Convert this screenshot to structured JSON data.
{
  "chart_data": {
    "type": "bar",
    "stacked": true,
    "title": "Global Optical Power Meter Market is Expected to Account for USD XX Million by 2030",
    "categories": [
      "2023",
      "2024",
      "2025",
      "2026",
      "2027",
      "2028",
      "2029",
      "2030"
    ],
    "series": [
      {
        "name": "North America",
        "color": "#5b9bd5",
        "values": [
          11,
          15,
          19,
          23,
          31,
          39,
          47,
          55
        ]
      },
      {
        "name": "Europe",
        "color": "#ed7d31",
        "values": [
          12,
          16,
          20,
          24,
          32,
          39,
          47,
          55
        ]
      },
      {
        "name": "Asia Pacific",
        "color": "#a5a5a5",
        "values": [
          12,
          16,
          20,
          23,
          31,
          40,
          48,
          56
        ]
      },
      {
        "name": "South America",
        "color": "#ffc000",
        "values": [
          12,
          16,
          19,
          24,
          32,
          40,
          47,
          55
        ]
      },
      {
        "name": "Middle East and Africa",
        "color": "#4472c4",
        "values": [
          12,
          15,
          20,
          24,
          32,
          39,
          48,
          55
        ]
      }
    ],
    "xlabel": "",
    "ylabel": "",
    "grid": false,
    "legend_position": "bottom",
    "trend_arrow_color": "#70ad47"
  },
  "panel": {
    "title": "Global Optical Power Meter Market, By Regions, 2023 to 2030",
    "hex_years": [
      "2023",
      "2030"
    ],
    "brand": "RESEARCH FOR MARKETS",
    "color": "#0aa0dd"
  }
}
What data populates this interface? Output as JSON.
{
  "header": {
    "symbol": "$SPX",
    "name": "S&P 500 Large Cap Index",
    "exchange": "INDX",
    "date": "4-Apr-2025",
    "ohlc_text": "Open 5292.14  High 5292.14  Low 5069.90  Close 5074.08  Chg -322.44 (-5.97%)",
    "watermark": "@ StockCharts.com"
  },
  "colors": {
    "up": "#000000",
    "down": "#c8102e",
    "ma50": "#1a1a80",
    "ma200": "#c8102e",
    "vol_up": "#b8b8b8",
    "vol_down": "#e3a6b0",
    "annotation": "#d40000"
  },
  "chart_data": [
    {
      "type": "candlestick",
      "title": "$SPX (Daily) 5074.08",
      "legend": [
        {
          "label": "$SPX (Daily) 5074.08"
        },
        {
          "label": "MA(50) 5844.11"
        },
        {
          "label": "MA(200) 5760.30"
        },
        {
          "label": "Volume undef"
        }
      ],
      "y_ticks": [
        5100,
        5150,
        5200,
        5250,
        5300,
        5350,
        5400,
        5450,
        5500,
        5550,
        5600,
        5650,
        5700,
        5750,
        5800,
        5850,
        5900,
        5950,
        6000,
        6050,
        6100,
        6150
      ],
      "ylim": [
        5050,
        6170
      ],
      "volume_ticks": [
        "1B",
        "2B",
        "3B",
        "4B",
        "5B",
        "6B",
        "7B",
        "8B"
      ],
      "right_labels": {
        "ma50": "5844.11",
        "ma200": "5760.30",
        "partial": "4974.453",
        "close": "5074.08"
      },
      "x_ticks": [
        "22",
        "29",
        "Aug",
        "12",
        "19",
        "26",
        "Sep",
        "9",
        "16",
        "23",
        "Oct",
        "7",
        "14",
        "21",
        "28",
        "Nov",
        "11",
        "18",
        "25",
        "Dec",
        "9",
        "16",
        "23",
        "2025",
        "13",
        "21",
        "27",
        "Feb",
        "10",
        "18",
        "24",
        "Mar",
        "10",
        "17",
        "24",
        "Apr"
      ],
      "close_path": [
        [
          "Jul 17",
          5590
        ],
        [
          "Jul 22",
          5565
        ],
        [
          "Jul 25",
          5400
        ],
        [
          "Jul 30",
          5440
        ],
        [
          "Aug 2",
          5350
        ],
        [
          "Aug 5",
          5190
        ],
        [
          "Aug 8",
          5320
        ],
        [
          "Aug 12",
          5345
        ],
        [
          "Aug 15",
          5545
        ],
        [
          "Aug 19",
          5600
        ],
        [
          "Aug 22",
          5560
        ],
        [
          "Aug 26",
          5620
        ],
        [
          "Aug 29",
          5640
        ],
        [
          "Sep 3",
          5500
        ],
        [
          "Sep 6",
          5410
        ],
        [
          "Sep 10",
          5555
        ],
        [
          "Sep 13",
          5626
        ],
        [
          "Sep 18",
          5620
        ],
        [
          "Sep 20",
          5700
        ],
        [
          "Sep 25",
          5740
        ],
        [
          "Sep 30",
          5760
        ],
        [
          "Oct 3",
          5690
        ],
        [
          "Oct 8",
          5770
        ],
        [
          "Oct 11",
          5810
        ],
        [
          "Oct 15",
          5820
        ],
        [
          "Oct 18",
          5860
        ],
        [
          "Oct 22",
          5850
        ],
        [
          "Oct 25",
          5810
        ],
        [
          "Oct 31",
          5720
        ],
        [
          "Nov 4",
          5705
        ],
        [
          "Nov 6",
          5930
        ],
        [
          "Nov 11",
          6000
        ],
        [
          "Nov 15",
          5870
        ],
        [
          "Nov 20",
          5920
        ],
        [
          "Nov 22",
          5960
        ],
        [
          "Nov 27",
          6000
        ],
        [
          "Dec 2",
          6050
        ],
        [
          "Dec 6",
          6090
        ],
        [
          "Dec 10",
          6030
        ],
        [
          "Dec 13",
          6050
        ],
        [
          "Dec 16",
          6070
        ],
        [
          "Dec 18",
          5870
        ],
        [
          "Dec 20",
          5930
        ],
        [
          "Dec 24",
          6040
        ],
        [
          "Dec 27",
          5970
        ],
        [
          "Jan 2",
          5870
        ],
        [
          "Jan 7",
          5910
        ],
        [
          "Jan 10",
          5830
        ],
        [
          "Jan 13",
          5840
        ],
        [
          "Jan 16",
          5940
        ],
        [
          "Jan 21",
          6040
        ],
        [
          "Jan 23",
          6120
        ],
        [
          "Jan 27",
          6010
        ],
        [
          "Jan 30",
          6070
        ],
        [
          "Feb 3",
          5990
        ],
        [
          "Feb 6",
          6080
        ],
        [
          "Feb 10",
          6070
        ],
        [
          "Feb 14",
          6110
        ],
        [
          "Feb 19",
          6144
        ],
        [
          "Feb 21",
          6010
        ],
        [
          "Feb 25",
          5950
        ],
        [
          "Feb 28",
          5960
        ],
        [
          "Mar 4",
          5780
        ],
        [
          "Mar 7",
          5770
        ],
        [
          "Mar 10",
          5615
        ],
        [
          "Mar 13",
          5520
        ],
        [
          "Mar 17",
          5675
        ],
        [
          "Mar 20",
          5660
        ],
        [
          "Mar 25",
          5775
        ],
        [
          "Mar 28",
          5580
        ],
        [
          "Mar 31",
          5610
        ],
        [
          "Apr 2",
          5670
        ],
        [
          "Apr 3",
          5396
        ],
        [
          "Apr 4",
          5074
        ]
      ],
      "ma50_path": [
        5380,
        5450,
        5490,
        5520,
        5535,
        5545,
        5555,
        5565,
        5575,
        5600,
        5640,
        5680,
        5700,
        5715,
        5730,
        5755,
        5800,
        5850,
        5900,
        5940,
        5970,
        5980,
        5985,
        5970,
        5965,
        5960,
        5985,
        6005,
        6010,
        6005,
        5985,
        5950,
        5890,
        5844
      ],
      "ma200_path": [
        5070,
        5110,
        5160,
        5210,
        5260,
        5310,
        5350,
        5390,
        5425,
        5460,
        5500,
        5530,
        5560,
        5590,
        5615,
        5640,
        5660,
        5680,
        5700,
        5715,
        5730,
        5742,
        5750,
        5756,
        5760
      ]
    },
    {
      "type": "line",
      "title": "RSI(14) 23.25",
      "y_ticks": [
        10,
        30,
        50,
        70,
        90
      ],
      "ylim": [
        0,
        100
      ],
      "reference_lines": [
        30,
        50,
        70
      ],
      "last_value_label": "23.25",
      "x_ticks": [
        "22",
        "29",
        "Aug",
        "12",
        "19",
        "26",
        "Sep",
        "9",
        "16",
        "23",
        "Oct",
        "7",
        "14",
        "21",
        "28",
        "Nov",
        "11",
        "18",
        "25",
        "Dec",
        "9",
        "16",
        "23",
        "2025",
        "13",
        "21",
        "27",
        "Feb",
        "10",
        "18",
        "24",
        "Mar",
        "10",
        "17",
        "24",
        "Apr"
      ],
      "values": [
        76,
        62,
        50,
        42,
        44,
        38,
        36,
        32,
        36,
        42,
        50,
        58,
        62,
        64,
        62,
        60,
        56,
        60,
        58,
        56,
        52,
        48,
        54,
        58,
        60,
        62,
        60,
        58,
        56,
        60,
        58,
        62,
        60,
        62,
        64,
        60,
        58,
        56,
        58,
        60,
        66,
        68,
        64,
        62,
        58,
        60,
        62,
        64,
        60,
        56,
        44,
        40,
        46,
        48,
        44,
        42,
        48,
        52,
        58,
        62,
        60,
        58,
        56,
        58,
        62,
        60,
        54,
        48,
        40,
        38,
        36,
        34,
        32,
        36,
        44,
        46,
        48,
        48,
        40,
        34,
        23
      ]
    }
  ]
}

[JOB]
Go through the records. Copy each line where "Optical" appears.

[RESULT OF THE TASK]
    "title": "Global Optical Power Meter Market is Expected to Account for USD XX Million by 2030",
    "title": "Global Optical Power Meter Market, By Regions, 2023 to 2030",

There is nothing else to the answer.